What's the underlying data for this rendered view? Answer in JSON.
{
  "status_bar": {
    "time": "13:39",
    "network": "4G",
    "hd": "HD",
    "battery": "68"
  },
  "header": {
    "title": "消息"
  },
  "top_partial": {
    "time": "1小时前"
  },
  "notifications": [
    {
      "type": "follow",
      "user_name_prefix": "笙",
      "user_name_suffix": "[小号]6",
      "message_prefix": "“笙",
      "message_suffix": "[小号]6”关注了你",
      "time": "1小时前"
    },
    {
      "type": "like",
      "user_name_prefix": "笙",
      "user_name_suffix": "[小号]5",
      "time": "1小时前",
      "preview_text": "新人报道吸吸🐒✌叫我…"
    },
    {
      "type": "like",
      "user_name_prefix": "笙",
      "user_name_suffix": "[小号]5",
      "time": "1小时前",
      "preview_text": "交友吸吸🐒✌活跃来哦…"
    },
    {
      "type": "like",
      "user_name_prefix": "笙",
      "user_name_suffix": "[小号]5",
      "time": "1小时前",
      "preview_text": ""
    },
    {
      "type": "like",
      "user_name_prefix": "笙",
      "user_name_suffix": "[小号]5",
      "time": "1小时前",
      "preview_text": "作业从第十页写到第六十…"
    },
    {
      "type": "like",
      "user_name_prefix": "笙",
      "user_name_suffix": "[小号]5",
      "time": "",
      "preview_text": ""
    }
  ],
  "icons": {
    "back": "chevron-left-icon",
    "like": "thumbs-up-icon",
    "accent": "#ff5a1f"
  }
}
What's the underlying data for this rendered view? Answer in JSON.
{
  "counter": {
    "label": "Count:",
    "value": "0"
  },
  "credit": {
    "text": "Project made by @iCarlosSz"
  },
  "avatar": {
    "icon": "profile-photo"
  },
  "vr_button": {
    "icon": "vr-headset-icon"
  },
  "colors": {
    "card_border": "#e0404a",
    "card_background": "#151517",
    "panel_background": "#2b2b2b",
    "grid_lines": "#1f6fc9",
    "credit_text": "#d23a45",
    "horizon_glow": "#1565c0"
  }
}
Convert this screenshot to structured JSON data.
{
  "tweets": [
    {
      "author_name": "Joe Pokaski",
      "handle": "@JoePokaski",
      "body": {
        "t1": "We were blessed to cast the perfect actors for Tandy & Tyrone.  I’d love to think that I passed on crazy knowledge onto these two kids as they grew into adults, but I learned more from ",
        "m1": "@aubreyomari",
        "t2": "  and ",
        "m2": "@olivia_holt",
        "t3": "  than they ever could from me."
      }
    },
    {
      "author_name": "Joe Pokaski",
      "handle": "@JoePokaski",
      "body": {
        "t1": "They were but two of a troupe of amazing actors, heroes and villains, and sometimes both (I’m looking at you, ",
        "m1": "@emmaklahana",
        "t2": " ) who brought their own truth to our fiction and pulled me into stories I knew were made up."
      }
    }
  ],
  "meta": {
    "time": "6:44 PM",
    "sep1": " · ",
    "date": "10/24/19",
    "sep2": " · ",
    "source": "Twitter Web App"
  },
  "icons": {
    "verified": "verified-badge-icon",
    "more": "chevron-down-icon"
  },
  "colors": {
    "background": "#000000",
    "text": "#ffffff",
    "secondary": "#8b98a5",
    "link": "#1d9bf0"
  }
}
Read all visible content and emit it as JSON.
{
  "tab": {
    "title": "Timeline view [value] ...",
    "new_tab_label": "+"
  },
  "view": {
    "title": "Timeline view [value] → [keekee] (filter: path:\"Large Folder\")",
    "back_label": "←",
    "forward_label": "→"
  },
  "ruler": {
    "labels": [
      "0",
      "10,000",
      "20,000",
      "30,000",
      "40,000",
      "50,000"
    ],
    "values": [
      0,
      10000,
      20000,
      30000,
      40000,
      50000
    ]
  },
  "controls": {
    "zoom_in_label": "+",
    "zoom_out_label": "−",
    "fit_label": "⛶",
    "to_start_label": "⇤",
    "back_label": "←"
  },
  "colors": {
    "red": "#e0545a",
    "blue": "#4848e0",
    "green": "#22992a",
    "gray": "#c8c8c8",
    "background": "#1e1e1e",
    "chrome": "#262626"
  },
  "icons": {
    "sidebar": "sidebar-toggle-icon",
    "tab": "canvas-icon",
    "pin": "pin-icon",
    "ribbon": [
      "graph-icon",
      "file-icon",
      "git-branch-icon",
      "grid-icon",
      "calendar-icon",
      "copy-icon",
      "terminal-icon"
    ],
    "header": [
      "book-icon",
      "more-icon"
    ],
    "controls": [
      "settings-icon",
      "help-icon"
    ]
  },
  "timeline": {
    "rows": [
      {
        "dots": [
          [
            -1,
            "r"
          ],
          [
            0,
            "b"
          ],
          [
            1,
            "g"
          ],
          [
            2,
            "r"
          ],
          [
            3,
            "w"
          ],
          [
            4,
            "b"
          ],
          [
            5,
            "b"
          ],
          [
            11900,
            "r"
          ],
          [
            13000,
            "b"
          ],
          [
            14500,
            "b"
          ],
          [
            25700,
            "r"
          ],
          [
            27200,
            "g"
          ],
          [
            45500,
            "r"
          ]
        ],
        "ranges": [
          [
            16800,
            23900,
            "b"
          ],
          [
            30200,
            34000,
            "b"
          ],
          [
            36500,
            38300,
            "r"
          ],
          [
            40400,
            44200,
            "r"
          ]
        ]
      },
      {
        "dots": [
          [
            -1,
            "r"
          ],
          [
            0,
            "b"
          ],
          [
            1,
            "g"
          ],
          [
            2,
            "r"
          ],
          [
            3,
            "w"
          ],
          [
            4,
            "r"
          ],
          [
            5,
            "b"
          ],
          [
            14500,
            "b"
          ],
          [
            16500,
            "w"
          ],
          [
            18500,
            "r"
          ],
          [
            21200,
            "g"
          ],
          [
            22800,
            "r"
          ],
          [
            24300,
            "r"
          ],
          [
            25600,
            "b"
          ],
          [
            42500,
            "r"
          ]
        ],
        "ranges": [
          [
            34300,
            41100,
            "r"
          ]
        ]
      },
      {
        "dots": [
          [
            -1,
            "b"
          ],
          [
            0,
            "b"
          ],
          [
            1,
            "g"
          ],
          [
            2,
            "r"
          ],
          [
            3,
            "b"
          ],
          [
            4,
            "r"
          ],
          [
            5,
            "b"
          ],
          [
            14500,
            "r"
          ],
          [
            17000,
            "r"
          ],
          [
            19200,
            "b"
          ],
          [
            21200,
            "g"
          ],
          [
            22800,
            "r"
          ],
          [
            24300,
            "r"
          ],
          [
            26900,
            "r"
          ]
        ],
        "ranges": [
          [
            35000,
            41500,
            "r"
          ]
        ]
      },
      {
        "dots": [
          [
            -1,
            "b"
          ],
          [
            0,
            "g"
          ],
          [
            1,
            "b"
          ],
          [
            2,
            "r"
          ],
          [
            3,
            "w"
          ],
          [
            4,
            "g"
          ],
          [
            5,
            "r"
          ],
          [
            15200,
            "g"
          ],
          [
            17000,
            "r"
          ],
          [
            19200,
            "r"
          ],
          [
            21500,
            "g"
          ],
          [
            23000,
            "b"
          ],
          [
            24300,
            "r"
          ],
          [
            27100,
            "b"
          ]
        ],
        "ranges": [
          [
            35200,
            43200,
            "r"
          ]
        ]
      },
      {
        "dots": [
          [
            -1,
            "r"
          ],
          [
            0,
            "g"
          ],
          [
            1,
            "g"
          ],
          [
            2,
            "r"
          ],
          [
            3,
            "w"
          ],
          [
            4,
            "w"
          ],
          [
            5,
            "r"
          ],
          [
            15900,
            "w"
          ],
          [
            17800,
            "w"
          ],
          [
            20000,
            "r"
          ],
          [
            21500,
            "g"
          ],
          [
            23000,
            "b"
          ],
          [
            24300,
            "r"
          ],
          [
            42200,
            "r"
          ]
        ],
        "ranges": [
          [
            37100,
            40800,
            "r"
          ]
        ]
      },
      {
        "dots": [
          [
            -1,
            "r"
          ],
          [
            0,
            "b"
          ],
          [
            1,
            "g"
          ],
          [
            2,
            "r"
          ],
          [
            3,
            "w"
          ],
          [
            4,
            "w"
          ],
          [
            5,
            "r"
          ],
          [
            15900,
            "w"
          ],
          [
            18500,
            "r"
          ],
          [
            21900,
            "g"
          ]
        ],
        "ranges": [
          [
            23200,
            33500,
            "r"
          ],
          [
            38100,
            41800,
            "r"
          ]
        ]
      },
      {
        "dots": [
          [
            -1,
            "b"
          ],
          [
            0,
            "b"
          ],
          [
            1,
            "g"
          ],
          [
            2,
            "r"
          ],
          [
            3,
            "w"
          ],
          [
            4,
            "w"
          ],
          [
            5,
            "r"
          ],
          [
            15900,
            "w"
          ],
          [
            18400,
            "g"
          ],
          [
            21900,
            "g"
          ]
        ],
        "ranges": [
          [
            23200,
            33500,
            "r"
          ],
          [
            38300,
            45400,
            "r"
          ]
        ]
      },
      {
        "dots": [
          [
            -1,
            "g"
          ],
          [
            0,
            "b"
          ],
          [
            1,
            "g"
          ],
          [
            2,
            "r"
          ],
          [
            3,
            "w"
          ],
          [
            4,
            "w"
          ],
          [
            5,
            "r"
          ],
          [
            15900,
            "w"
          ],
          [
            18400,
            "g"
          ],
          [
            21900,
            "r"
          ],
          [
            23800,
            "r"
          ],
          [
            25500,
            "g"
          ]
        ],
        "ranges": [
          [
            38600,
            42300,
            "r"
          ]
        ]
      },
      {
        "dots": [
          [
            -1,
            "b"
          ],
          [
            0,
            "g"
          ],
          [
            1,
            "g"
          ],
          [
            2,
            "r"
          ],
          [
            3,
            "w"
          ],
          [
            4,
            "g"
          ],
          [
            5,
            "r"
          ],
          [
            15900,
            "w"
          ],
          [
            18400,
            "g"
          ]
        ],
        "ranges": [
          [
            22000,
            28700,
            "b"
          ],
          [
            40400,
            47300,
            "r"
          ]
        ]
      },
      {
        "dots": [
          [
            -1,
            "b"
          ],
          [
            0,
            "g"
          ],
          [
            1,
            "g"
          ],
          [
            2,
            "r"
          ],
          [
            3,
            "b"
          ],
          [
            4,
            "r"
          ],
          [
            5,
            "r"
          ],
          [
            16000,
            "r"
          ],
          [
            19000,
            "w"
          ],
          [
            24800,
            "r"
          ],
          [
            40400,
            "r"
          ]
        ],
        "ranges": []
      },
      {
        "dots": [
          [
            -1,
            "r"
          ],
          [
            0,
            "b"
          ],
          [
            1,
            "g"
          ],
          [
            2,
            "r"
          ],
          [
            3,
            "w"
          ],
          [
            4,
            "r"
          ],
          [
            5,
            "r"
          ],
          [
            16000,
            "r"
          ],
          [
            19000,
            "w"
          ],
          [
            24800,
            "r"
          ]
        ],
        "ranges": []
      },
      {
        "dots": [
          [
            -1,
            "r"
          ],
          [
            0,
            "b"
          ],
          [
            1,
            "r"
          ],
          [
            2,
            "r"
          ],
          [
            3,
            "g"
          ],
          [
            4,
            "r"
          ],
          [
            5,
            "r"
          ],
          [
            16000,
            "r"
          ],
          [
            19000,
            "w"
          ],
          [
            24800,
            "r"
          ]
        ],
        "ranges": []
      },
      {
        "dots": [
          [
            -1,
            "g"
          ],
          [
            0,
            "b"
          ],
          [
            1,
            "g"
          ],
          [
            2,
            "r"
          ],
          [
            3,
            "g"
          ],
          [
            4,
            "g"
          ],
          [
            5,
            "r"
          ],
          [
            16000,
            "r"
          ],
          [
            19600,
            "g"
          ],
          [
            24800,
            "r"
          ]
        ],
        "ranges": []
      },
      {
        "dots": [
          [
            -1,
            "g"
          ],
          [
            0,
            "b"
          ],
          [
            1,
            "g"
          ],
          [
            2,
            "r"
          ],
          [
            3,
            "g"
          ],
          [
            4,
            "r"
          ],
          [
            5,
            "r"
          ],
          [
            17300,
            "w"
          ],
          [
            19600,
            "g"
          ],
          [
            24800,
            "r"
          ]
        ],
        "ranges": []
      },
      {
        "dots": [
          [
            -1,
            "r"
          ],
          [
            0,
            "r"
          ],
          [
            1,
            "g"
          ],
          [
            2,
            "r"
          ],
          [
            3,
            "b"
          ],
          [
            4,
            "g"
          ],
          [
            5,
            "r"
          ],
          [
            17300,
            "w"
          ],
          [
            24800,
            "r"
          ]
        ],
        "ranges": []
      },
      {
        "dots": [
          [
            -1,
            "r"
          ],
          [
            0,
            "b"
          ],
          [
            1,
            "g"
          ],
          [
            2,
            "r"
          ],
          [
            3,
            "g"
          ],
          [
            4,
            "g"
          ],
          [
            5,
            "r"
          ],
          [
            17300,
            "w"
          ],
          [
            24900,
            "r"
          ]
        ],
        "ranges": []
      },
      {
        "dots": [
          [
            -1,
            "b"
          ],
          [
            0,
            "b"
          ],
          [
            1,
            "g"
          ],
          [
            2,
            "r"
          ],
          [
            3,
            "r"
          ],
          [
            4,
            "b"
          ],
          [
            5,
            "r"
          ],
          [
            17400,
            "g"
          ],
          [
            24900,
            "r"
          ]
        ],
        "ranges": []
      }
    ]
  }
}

## Aim of the exercise:
Report how many lines of the entries hold the word "more". Nothing else is needed.

## Result below:
3